[START OF THE INPUT]

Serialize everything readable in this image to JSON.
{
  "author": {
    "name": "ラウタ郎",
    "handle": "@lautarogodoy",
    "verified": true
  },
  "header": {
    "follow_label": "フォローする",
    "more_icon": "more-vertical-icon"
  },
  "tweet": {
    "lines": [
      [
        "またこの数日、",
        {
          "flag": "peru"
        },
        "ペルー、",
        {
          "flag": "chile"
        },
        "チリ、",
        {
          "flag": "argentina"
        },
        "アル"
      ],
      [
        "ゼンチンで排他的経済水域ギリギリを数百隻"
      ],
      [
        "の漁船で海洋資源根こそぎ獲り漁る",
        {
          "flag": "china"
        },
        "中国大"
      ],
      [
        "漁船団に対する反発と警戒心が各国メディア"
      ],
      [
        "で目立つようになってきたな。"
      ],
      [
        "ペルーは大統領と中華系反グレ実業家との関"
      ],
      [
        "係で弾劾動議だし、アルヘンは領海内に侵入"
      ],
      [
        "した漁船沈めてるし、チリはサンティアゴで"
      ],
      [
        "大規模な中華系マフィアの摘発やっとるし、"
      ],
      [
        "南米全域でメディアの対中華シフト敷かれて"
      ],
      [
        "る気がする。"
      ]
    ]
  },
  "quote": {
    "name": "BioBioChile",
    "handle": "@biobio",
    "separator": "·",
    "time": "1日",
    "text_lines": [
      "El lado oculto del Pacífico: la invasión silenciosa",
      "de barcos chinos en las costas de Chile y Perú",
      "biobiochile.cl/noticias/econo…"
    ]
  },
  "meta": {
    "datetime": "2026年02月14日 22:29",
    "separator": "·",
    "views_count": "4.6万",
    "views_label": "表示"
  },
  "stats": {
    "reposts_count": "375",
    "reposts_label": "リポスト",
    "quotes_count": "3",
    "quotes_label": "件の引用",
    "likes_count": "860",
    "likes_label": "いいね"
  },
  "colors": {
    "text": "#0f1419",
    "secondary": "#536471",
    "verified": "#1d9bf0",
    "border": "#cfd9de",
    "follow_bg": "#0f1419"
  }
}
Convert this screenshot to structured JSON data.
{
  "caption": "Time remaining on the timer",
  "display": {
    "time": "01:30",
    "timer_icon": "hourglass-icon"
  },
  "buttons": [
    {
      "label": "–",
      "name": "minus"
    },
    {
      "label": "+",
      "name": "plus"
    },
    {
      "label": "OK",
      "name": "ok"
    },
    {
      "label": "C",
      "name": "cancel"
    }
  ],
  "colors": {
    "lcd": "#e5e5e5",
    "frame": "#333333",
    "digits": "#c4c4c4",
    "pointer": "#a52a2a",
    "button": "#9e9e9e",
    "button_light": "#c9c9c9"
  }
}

[END OF THE INPUT]

GIVEN INSTRUCTION:
Copy out exactly the lines from the line with "Convert this screenshot" to the end of the listing, including both of those lines, and give nothing else.

THE RESULT:
Convert this screenshot to structured JSON data.
{
  "caption": "Time remaining on the timer",
  "display": {
    "time": "01:30",
    "timer_icon": "hourglass-icon"
  },
  "buttons": [
    {
      "label": "–",
      "name": "minus"
    },
    {
      "label": "+",
      "name": "plus"
    },
    {
      "label": "OK",
      "name": "ok"
    },
    {
      "label": "C",
      "name": "cancel"
    }
  ],
  "colors": {
    "lcd": "#e5e5e5",
    "frame": "#333333",
    "digits": "#c4c4c4",
    "pointer": "#a52a2a",
    "button": "#9e9e9e",
    "button_light": "#c9c9c9"
  }
}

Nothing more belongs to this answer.